> _Required task_: Every line holding the string "this" should be gathered.

Data entries:
"""

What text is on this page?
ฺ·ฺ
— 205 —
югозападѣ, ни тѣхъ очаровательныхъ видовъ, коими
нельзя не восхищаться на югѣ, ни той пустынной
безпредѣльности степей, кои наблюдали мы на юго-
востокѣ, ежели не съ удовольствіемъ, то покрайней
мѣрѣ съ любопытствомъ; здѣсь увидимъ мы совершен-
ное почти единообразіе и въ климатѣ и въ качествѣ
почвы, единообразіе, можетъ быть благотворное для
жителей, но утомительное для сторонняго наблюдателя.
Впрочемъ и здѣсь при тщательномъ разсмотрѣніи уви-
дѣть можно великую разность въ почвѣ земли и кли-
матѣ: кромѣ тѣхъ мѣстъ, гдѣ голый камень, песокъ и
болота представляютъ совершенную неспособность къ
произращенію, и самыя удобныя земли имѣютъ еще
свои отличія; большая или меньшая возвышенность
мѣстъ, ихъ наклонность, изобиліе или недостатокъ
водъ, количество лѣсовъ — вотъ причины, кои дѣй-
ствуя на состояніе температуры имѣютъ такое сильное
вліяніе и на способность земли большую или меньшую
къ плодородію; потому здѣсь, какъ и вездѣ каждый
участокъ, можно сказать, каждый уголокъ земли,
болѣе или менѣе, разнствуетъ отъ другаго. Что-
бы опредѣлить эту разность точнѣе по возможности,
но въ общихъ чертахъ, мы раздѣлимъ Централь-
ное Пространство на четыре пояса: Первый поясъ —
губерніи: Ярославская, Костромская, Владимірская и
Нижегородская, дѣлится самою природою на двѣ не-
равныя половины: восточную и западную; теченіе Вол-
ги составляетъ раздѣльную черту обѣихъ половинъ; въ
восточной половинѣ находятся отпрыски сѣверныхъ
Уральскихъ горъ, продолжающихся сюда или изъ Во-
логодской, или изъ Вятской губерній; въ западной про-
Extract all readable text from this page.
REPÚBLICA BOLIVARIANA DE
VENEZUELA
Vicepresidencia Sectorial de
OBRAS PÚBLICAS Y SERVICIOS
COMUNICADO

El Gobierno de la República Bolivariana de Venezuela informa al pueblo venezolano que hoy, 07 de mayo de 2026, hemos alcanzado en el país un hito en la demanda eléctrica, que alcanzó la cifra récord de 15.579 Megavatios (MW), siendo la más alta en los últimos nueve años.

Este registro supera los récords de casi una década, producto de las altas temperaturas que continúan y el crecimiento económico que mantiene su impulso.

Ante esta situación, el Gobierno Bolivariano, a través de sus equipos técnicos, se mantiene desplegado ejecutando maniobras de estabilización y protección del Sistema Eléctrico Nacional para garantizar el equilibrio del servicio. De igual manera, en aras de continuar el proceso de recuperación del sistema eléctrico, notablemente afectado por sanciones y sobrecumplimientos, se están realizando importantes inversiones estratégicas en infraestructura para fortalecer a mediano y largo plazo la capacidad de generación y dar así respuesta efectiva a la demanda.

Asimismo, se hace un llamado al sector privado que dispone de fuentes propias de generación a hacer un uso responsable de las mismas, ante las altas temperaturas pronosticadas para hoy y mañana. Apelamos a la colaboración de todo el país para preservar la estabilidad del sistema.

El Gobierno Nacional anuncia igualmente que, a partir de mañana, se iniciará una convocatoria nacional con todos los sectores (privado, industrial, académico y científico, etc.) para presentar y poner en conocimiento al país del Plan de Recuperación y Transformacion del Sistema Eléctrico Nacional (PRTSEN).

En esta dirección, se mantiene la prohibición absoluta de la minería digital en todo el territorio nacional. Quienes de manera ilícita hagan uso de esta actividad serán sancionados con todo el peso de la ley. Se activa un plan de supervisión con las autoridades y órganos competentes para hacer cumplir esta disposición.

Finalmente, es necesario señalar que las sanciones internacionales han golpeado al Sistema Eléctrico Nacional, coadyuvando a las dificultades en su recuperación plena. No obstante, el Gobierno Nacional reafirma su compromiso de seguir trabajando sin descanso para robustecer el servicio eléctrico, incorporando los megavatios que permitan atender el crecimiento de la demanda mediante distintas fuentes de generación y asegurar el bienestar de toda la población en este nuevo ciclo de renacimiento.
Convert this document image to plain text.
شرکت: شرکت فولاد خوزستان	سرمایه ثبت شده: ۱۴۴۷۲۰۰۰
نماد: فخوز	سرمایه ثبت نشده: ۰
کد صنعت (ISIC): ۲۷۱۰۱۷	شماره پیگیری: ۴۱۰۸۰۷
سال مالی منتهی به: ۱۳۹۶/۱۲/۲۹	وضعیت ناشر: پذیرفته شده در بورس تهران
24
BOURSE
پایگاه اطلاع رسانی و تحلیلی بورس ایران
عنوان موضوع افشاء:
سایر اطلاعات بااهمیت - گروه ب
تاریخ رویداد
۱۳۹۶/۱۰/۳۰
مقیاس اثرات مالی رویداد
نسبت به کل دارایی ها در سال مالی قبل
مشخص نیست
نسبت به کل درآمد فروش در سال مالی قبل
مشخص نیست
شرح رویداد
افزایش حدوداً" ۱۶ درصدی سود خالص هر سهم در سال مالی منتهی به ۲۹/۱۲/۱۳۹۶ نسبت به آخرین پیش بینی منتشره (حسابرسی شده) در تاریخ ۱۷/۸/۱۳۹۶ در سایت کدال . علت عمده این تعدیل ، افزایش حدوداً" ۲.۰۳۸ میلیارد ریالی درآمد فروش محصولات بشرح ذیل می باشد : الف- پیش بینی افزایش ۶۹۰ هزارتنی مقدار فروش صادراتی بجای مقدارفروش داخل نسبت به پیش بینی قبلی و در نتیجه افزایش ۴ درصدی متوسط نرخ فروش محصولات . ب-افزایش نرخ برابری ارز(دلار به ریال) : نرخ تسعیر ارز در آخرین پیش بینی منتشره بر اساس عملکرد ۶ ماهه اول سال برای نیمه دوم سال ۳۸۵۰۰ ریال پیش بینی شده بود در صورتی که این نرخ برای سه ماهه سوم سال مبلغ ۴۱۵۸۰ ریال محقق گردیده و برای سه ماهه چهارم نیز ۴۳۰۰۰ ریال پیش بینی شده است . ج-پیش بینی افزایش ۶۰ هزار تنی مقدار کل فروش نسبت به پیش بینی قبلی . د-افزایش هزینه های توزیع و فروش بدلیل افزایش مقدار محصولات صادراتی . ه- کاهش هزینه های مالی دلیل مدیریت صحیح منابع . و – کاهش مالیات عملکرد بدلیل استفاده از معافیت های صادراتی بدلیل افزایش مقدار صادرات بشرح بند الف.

"""

> _Full answer_:
What text is on this page?
Extract all readable text from this page.
Convert this document image to plain text.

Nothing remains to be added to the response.